* WORK REQUIRED
Your task is to copy the listing exactly, with the pictures left out.

----------

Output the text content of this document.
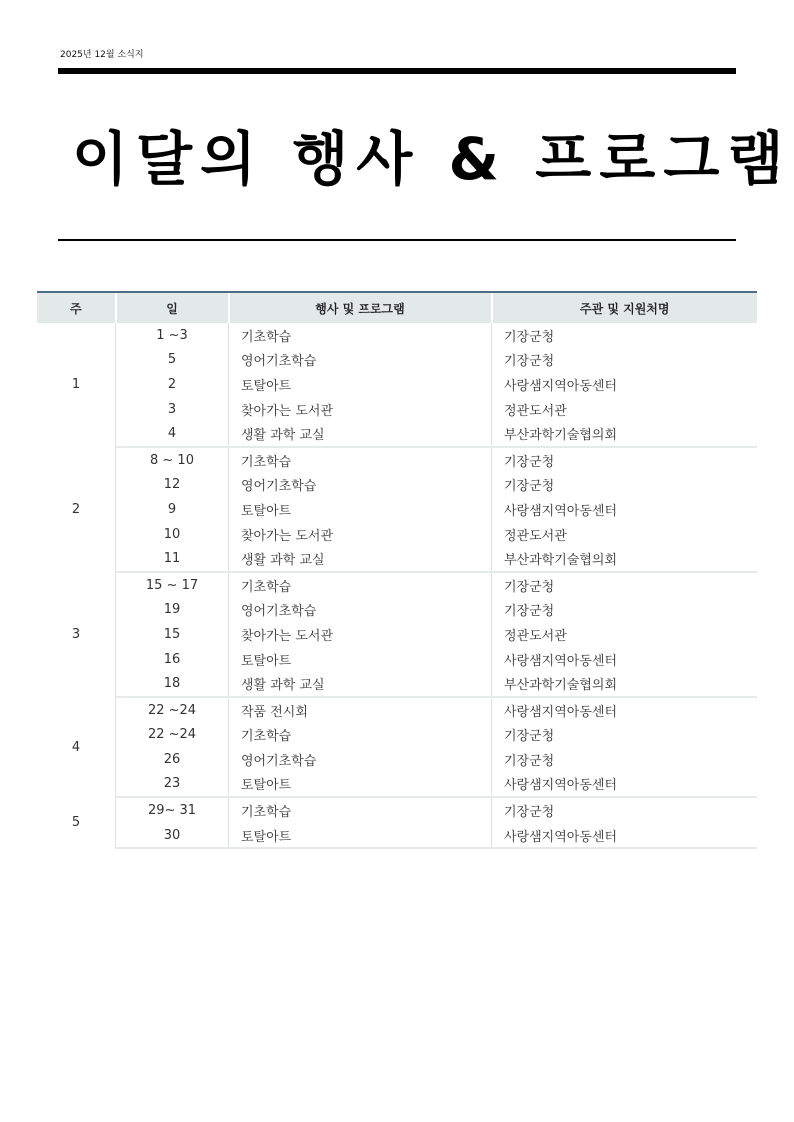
2025년 12월 소식지
이달의 행사 & 프로그램
주	일	행사 및 프로그램	주관 및 지원처명
1	1 ~3	기초학습	기장군청
	5	영어기초학습	기장군청
	2	토탈아트	사랑샘지역아동센터
	3	찾아가는 도서관	정관도서관
	4	생활 과학 교실	부산과학기술협의회
2	8 ~ 10	기초학습	기장군청
	12	영어기초학습	기장군청
	9	토탈아트	사랑샘지역아동센터
	10	찾아가는 도서관	정관도서관
	11	생활 과학 교실	부산과학기술협의회
3	15 ~ 17	기초학습	기장군청
	19	영어기초학습	기장군청
	15	찾아가는 도서관	정관도서관
	16	토탈아트	사랑샘지역아동센터
	18	생활 과학 교실	부산과학기술협의회
4	22 ~24	작품 전시회	사랑샘지역아동센터
	22 ~24	기초학습	기장군청
	26	영어기초학습	기장군청
	23	토탈아트	사랑샘지역아동센터
5	29~ 31	기초학습	기장군청
	30	토탈아트	사랑샘지역아동센터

----------

* RESPONSE TO THE TASK
Output the text content of this document.
2025년 12월 소식지
이달의 행사 & 프로그램
주	일	행사 및 프로그램	주관 및 지원처명
1	1 ~3	기초학습	기장군청
	5	영어기초학습	기장군청
	2	토탈아트	사랑샘지역아동센터
	3	찾아가는 도서관	정관도서관
	4	생활 과학 교실	부산과학기술협의회
2	8 ~ 10	기초학습	기장군청
	12	영어기초학습	기장군청
	9	토탈아트	사랑샘지역아동센터
	10	찾아가는 도서관	정관도서관
	11	생활 과학 교실	부산과학기술협의회
3	15 ~ 17	기초학습	기장군청
	19	영어기초학습	기장군청
	15	찾아가는 도서관	정관도서관
	16	토탈아트	사랑샘지역아동센터
	18	생활 과학 교실	부산과학기술협의회
4	22 ~24	작품 전시회	사랑샘지역아동센터
	22 ~24	기초학습	기장군청
	26	영어기초학습	기장군청
	23	토탈아트	사랑샘지역아동센터
5	29~ 31	기초학습	기장군청
	30	토탈아트	사랑샘지역아동센터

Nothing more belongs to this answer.